# start of PROVIDED INFORMATION

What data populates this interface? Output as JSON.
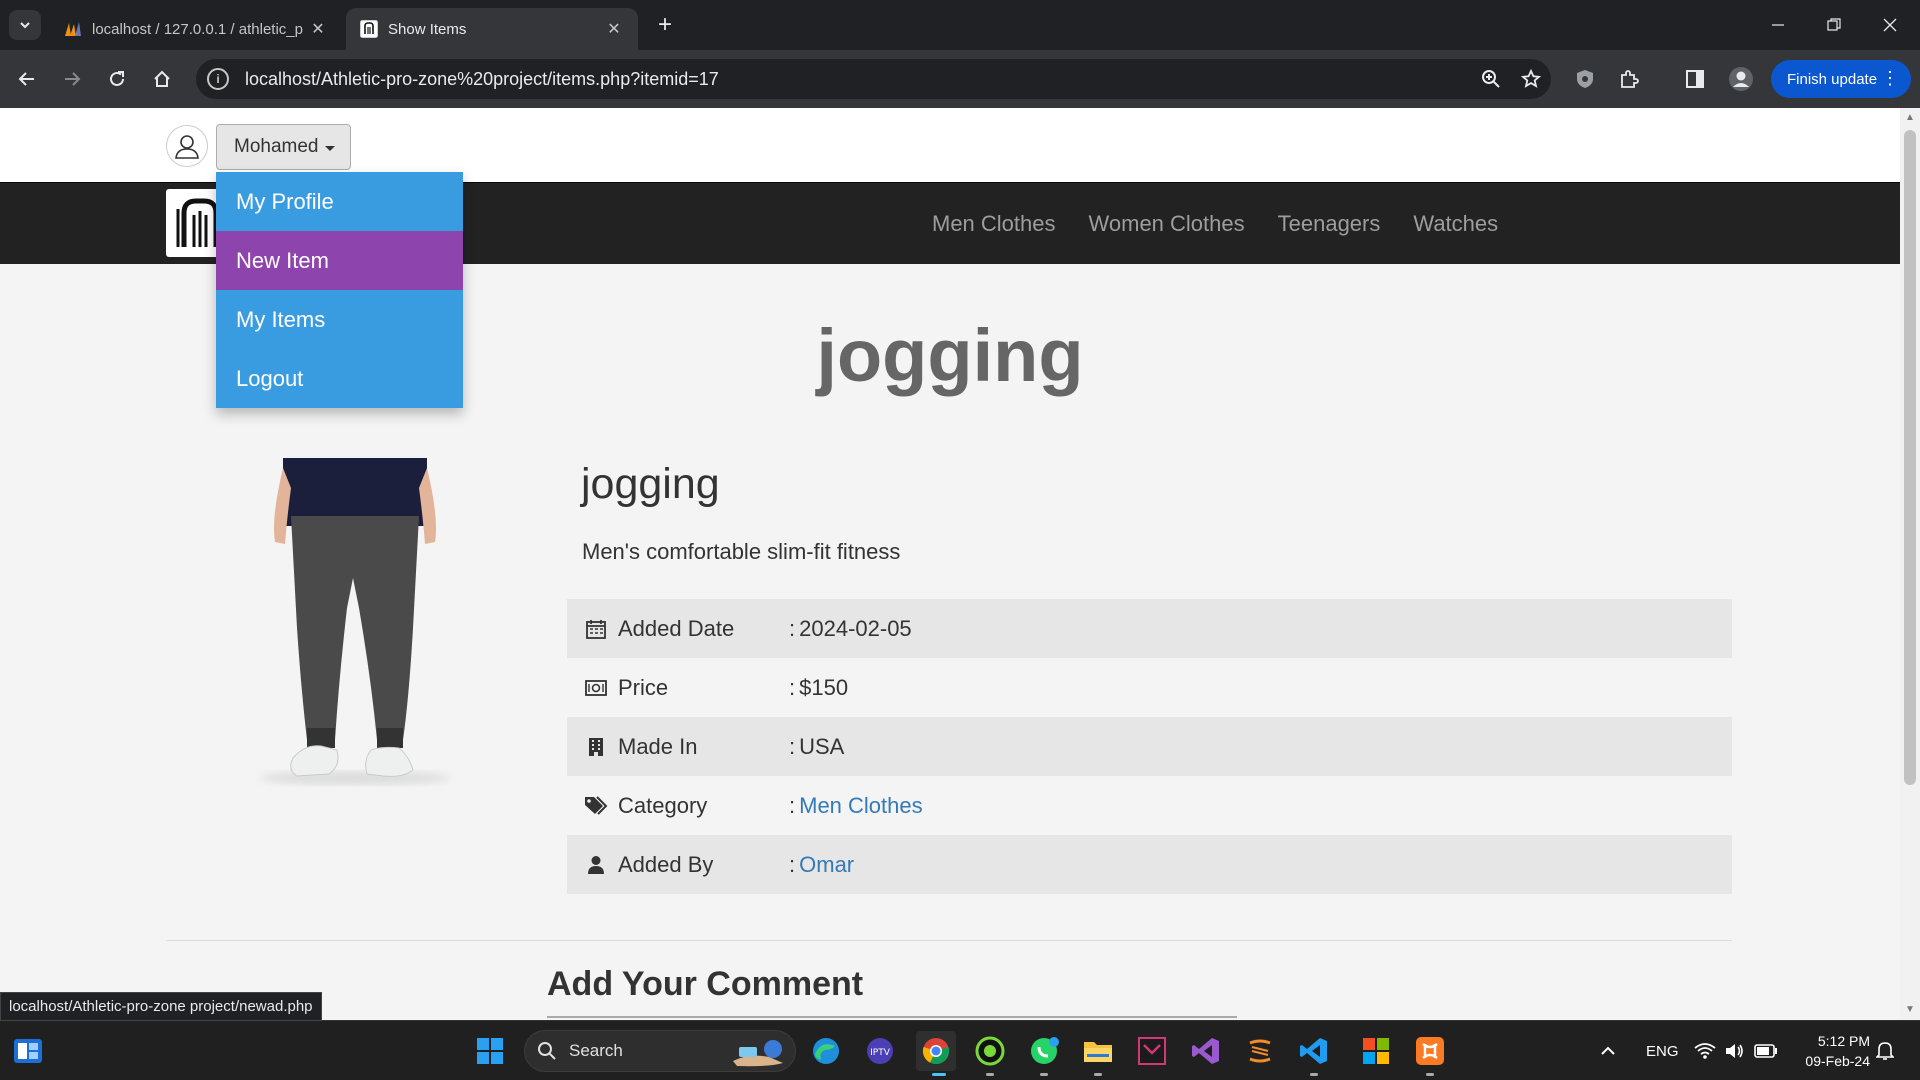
{
  "browser": {
    "tabs": [
      {
        "title": "localhost / 127.0.0.1 / athletic_p",
        "active": false
      },
      {
        "title": "Show Items",
        "active": true
      }
    ],
    "url": "localhost/Athletic-pro-zone%20project/items.php?itemid=17",
    "finish_update_label": "Finish update",
    "status_url": "localhost/Athletic-pro-zone project/newad.php"
  },
  "header": {
    "username": "Mohamed",
    "dropdown": [
      "My Profile",
      "New Item",
      "My Items",
      "Logout"
    ],
    "dropdown_active": "New Item"
  },
  "nav": {
    "links": [
      "Men Clothes",
      "Women Clothes",
      "Teenagers",
      "Watches"
    ]
  },
  "item": {
    "page_title": "jogging",
    "name": "jogging",
    "description": "Men's comfortable slim-fit fitness",
    "properties": [
      {
        "icon": "calendar-icon",
        "label": "Added Date",
        "value": "2024-02-05",
        "link": false
      },
      {
        "icon": "money-icon",
        "label": "Price",
        "value": "$150",
        "link": false
      },
      {
        "icon": "building-icon",
        "label": "Made In",
        "value": "USA",
        "link": false
      },
      {
        "icon": "tags-icon",
        "label": "Category",
        "value": "Men Clothes",
        "link": true
      },
      {
        "icon": "user-icon",
        "label": "Added By",
        "value": "Omar",
        "link": true
      }
    ]
  },
  "comments": {
    "heading": "Add Your Comment"
  },
  "taskbar": {
    "search_label": "Search",
    "language": "ENG",
    "time": "5:12 PM",
    "date": "09-Feb-24"
  },
  "colors": {
    "dropdown_bg": "#3a9ce0",
    "dropdown_active_bg": "#8e44ad",
    "navbar_bg": "#222222",
    "link": "#337ab7"
  }
}
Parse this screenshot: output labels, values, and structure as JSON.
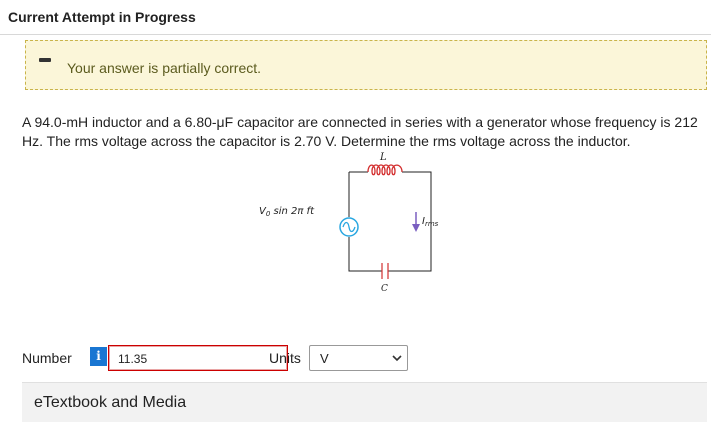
{
  "header": {
    "title": "Current Attempt in Progress"
  },
  "feedback": {
    "icon": "partial-minus-icon",
    "message": "Your answer is partially correct."
  },
  "question": {
    "text": "A 94.0-mH inductor and a 6.80-μF capacitor are connected in series with a generator whose frequency is 212 Hz. The rms voltage across the capacitor is 2.70 V. Determine the rms voltage across the inductor."
  },
  "circuit": {
    "inductor_label": "L",
    "capacitor_label": "C",
    "current_label": "I",
    "current_subscript": "rms",
    "source_label_v": "V",
    "source_label_v_sub": "0",
    "source_label_rest": " sin 2π ft",
    "colors": {
      "inductor": "#d32f2f",
      "source": "#29a7e1",
      "arrow": "#7a5fc0",
      "wire": "#222222"
    }
  },
  "answer": {
    "number_label": "Number",
    "info_icon": "i",
    "value": "11.35",
    "units_label": "Units",
    "units_value": "V"
  },
  "etextbook": {
    "label": "eTextbook and Media"
  }
}
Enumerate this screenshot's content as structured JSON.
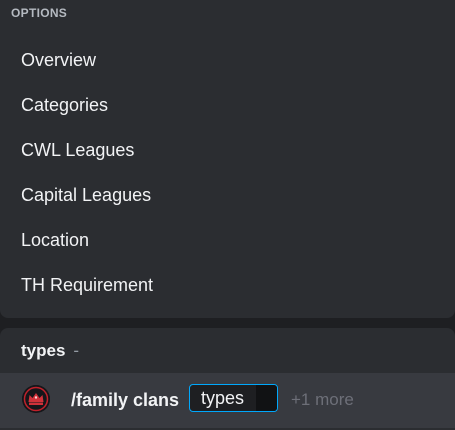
{
  "options": {
    "header": "OPTIONS",
    "items": [
      {
        "label": "Overview"
      },
      {
        "label": "Categories"
      },
      {
        "label": "CWL Leagues"
      },
      {
        "label": "Capital Leagues"
      },
      {
        "label": "Location"
      },
      {
        "label": "TH Requirement"
      }
    ]
  },
  "hint": {
    "title": "types",
    "dash": "-",
    "avatar_icon": "crown-emblem-icon",
    "command": "/family clans",
    "param_name": "types",
    "more": "+1 more"
  },
  "colors": {
    "accent_border": "#00a8fc",
    "panel_bg": "#2b2d31",
    "selected_row_bg": "#383a40"
  }
}
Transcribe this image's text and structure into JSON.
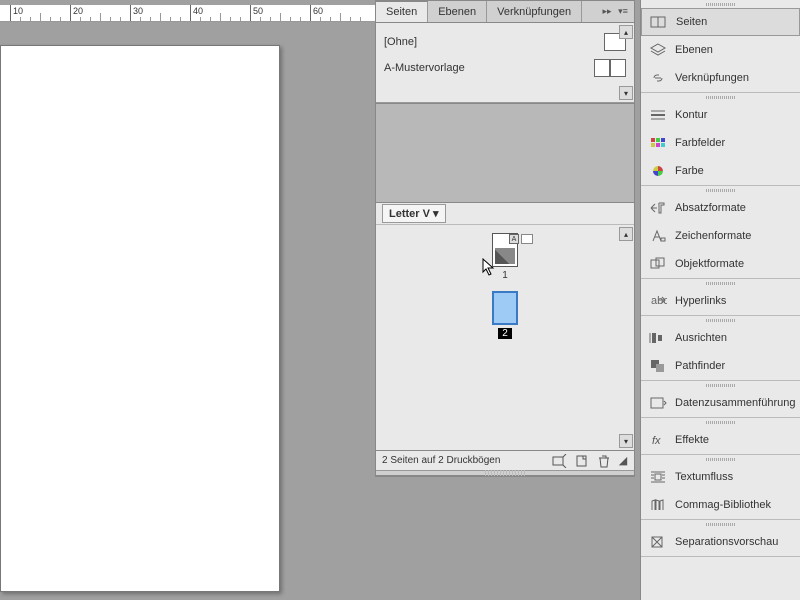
{
  "ruler": {
    "marks": [
      10,
      20,
      30,
      40,
      50,
      60
    ]
  },
  "pagesPanel": {
    "tabs": [
      {
        "label": "Seiten",
        "active": true
      },
      {
        "label": "Ebenen",
        "active": false
      },
      {
        "label": "Verknüpfungen",
        "active": false
      }
    ],
    "masters": [
      {
        "name": "[Ohne]",
        "double": false
      },
      {
        "name": "A-Mustervorlage",
        "double": true
      }
    ],
    "sizeDropdown": "Letter V",
    "pages": [
      {
        "num": "1",
        "badge": "A",
        "hasImage": true,
        "selected": false
      },
      {
        "num": "2",
        "badge": "",
        "hasImage": false,
        "selected": true
      }
    ],
    "status": "2 Seiten auf 2 Druckbögen"
  },
  "rightPanels": {
    "groups": [
      [
        {
          "icon": "pages",
          "label": "Seiten",
          "active": true
        },
        {
          "icon": "layers",
          "label": "Ebenen"
        },
        {
          "icon": "links",
          "label": "Verknüpfungen"
        }
      ],
      [
        {
          "icon": "stroke",
          "label": "Kontur"
        },
        {
          "icon": "swatches",
          "label": "Farbfelder"
        },
        {
          "icon": "color",
          "label": "Farbe"
        }
      ],
      [
        {
          "icon": "para",
          "label": "Absatzformate"
        },
        {
          "icon": "char",
          "label": "Zeichenformate"
        },
        {
          "icon": "obj",
          "label": "Objektformate"
        }
      ],
      [
        {
          "icon": "hyperlink",
          "label": "Hyperlinks"
        }
      ],
      [
        {
          "icon": "align",
          "label": "Ausrichten"
        },
        {
          "icon": "pathfinder",
          "label": "Pathfinder"
        }
      ],
      [
        {
          "icon": "datamerge",
          "label": "Datenzusammenführung"
        }
      ],
      [
        {
          "icon": "fx",
          "label": "Effekte"
        }
      ],
      [
        {
          "icon": "textwrap",
          "label": "Textumfluss"
        },
        {
          "icon": "library",
          "label": "Commag-Bibliothek"
        }
      ],
      [
        {
          "icon": "sep",
          "label": "Separationsvorschau"
        }
      ]
    ]
  }
}
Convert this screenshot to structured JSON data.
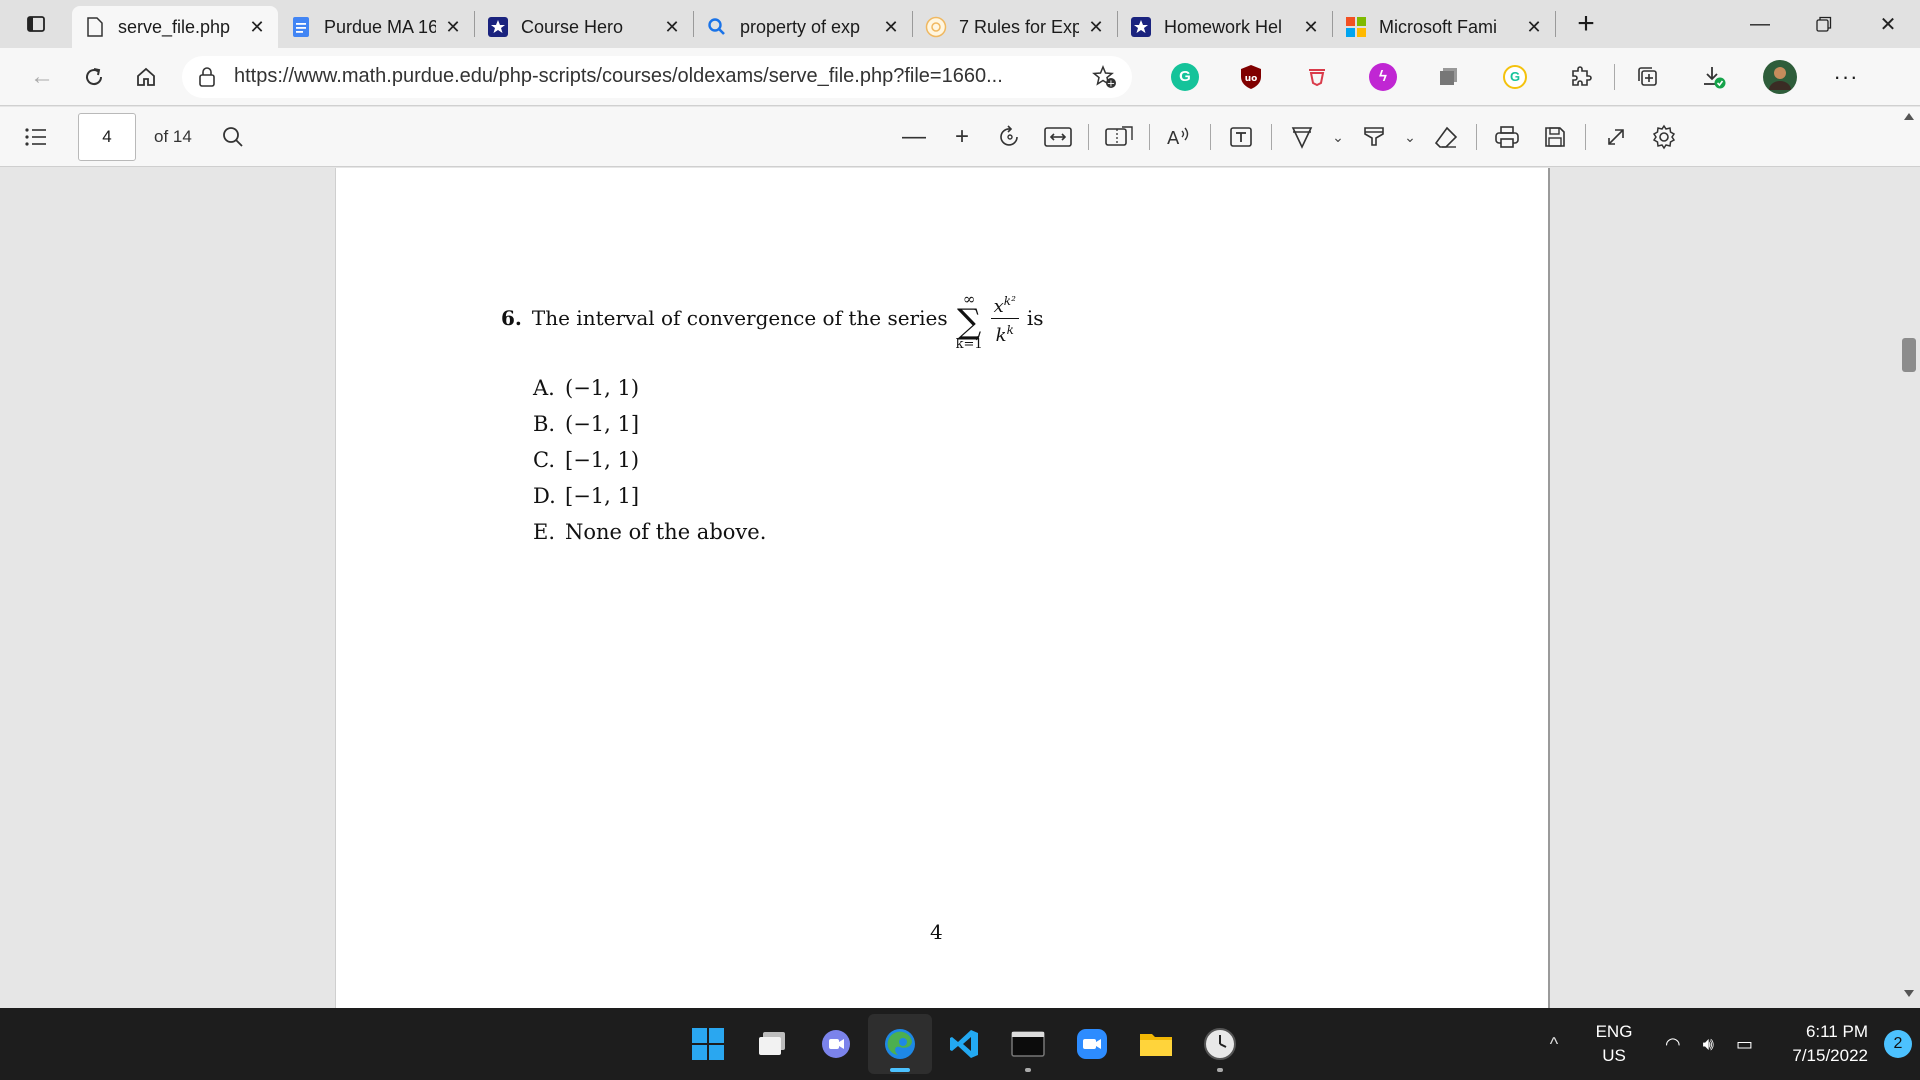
{
  "tabs": [
    {
      "title": "serve_file.php",
      "icon": "document-icon",
      "active": true
    },
    {
      "title": "Purdue MA 16(",
      "icon": "google-docs-icon"
    },
    {
      "title": "Course Hero",
      "icon": "course-hero-icon"
    },
    {
      "title": "property of exp",
      "icon": "search-icon"
    },
    {
      "title": "7 Rules for Exp",
      "icon": "rules-icon"
    },
    {
      "title": "Homework Hel",
      "icon": "course-hero-icon"
    },
    {
      "title": "Microsoft Fami",
      "icon": "microsoft-icon"
    }
  ],
  "address_bar": {
    "url": "https://www.math.purdue.edu/php-scripts/courses/oldexams/serve_file.php?file=1660..."
  },
  "pdf_toolbar": {
    "page_current": "4",
    "page_total": "of 14"
  },
  "document": {
    "question_number": "6.",
    "question_text": "The interval of convergence of the series",
    "sum_upper": "∞",
    "sum_symbol": "∑",
    "sum_lower": "k=1",
    "numerator_base": "x",
    "numerator_exp": "k²",
    "denominator_base": "k",
    "denominator_exp": "k",
    "question_suffix": "is",
    "choices": [
      {
        "label": "A.",
        "text": "(−1, 1)"
      },
      {
        "label": "B.",
        "text": "(−1, 1]"
      },
      {
        "label": "C.",
        "text": "[−1, 1)"
      },
      {
        "label": "D.",
        "text": "[−1, 1]"
      },
      {
        "label": "E.",
        "text": "None of the above."
      }
    ],
    "page_number": "4"
  },
  "taskbar": {
    "lang_top": "ENG",
    "lang_bottom": "US",
    "time": "6:11 PM",
    "date": "7/15/2022",
    "notifications": "2"
  },
  "colors": {
    "taskbar_bg": "#1d1d1d",
    "accent": "#4cc2ff",
    "tab_strip": "#e1e1e1"
  }
}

# end of PROVIDED INFORMATION

> **TASK PROMPT**:
Quote the records above in full, dropping each picture.

> **REPLY TO THE EXERCISE**:
What data populates this interface? Output as JSON.
{
  "browser": {
    "tabs": [
      {
        "title": "localhost / 127.0.0.1 / athletic_p",
        "active": false
      },
      {
        "title": "Show Items",
        "active": true
      }
    ],
    "url": "localhost/Athletic-pro-zone%20project/items.php?itemid=17",
    "finish_update_label": "Finish update",
    "status_url": "localhost/Athletic-pro-zone project/newad.php"
  },
  "header": {
    "username": "Mohamed",
    "dropdown": [
      "My Profile",
      "New Item",
      "My Items",
      "Logout"
    ],
    "dropdown_active": "New Item"
  },
  "nav": {
    "links": [
      "Men Clothes",
      "Women Clothes",
      "Teenagers",
      "Watches"
    ]
  },
  "item": {
    "page_title": "jogging",
    "name": "jogging",
    "description": "Men's comfortable slim-fit fitness",
    "properties": [
      {
        "icon": "calendar-icon",
        "label": "Added Date",
        "value": "2024-02-05",
        "link": false
      },
      {
        "icon": "money-icon",
        "label": "Price",
        "value": "$150",
        "link": false
      },
      {
        "icon": "building-icon",
        "label": "Made In",
        "value": "USA",
        "link": false
      },
      {
        "icon": "tags-icon",
        "label": "Category",
        "value": "Men Clothes",
        "link": true
      },
      {
        "icon": "user-icon",
        "label": "Added By",
        "value": "Omar",
        "link": true
      }
    ]
  },
  "comments": {
    "heading": "Add Your Comment"
  },
  "taskbar": {
    "search_label": "Search",
    "language": "ENG",
    "time": "5:12 PM",
    "date": "09-Feb-24"
  },
  "colors": {
    "dropdown_bg": "#3a9ce0",
    "dropdown_active_bg": "#8e44ad",
    "navbar_bg": "#222222",
    "link": "#337ab7"
  }
}
Parse this screenshot: output labels, values, and structure as JSON.
{
  "header": {
    "title": "Current Attempt in Progress"
  },
  "feedback": {
    "icon": "partial-minus-icon",
    "message": "Your answer is partially correct."
  },
  "question": {
    "text": "A 94.0-mH inductor and a 6.80-μF capacitor are connected in series with a generator whose frequency is 212 Hz. The rms voltage across the capacitor is 2.70 V. Determine the rms voltage across the inductor."
  },
  "circuit": {
    "inductor_label": "L",
    "capacitor_label": "C",
    "current_label": "I",
    "current_subscript": "rms",
    "source_label_v": "V",
    "source_label_v_sub": "0",
    "source_label_rest": " sin 2π ft",
    "colors": {
      "inductor": "#d32f2f",
      "source": "#29a7e1",
      "arrow": "#7a5fc0",
      "wire": "#222222"
    }
  },
  "answer": {
    "number_label": "Number",
    "info_icon": "i",
    "value": "11.35",
    "units_label": "Units",
    "units_value": "V"
  },
  "etextbook": {
    "label": "eTextbook and Media"
  }
}
Enumerate this screenshot's content as structured JSON.
{
  "options": {
    "header": "OPTIONS",
    "items": [
      {
        "label": "Overview"
      },
      {
        "label": "Categories"
      },
      {
        "label": "CWL Leagues"
      },
      {
        "label": "Capital Leagues"
      },
      {
        "label": "Location"
      },
      {
        "label": "TH Requirement"
      }
    ]
  },
  "hint": {
    "title": "types",
    "dash": "-",
    "avatar_icon": "crown-emblem-icon",
    "command": "/family clans",
    "param_name": "types",
    "more": "+1 more"
  },
  "colors": {
    "accent_border": "#00a8fc",
    "panel_bg": "#2b2d31",
    "selected_row_bg": "#383a40"
  }
}
Transcribe this image's text and structure into JSON.
{
  "ruler": {
    "marks": [
      10,
      20,
      30,
      40,
      50,
      60
    ]
  },
  "pagesPanel": {
    "tabs": [
      {
        "label": "Seiten",
        "active": true
      },
      {
        "label": "Ebenen",
        "active": false
      },
      {
        "label": "Verknüpfungen",
        "active": false
      }
    ],
    "masters": [
      {
        "name": "[Ohne]",
        "double": false
      },
      {
        "name": "A-Mustervorlage",
        "double": true
      }
    ],
    "sizeDropdown": "Letter V",
    "pages": [
      {
        "num": "1",
        "badge": "A",
        "hasImage": true,
        "selected": false
      },
      {
        "num": "2",
        "badge": "",
        "hasImage": false,
        "selected": true
      }
    ],
    "status": "2 Seiten auf 2 Druckbögen"
  },
  "rightPanels": {
    "groups": [
      [
        {
          "icon": "pages",
          "label": "Seiten",
          "active": true
        },
        {
          "icon": "layers",
          "label": "Ebenen"
        },
        {
          "icon": "links",
          "label": "Verknüpfungen"
        }
      ],
      [
        {
          "icon": "stroke",
          "label": "Kontur"
        },
        {
          "icon": "swatches",
          "label": "Farbfelder"
        },
        {
          "icon": "color",
          "label": "Farbe"
        }
      ],
      [
        {
          "icon": "para",
          "label": "Absatzformate"
        },
        {
          "icon": "char",
          "label": "Zeichenformate"
        },
        {
          "icon": "obj",
          "label": "Objektformate"
        }
      ],
      [
        {
          "icon": "hyperlink",
          "label": "Hyperlinks"
        }
      ],
      [
        {
          "icon": "align",
          "label": "Ausrichten"
        },
        {
          "icon": "pathfinder",
          "label": "Pathfinder"
        }
      ],
      [
        {
          "icon": "datamerge",
          "label": "Datenzusammenführung"
        }
      ],
      [
        {
          "icon": "fx",
          "label": "Effekte"
        }
      ],
      [
        {
          "icon": "textwrap",
          "label": "Textumfluss"
        },
        {
          "icon": "library",
          "label": "Commag-Bibliothek"
        }
      ],
      [
        {
          "icon": "sep",
          "label": "Separationsvorschau"
        }
      ]
    ]
  }
}
Convert this screenshot to structured JSON data.
{
  "tabs": [
    {
      "title": "serve_file.php",
      "icon": "document-icon",
      "active": true
    },
    {
      "title": "Purdue MA 16(",
      "icon": "google-docs-icon"
    },
    {
      "title": "Course Hero",
      "icon": "course-hero-icon"
    },
    {
      "title": "property of exp",
      "icon": "search-icon"
    },
    {
      "title": "7 Rules for Exp",
      "icon": "rules-icon"
    },
    {
      "title": "Homework Hel",
      "icon": "course-hero-icon"
    },
    {
      "title": "Microsoft Fami",
      "icon": "microsoft-icon"
    }
  ],
  "address_bar": {
    "url": "https://www.math.purdue.edu/php-scripts/courses/oldexams/serve_file.php?file=1660..."
  },
  "pdf_toolbar": {
    "page_current": "4",
    "page_total": "of 14"
  },
  "document": {
    "question_number": "6.",
    "question_text": "The interval of convergence of the series",
    "sum_upper": "∞",
    "sum_symbol": "∑",
    "sum_lower": "k=1",
    "numerator_base": "x",
    "numerator_exp": "k²",
    "denominator_base": "k",
    "denominator_exp": "k",
    "question_suffix": "is",
    "choices": [
      {
        "label": "A.",
        "text": "(−1, 1)"
      },
      {
        "label": "B.",
        "text": "(−1, 1]"
      },
      {
        "label": "C.",
        "text": "[−1, 1)"
      },
      {
        "label": "D.",
        "text": "[−1, 1]"
      },
      {
        "label": "E.",
        "text": "None of the above."
      }
    ],
    "page_number": "4"
  },
  "taskbar": {
    "lang_top": "ENG",
    "lang_bottom": "US",
    "time": "6:11 PM",
    "date": "7/15/2022",
    "notifications": "2"
  },
  "colors": {
    "taskbar_bg": "#1d1d1d",
    "accent": "#4cc2ff",
    "tab_strip": "#e1e1e1"
  }
}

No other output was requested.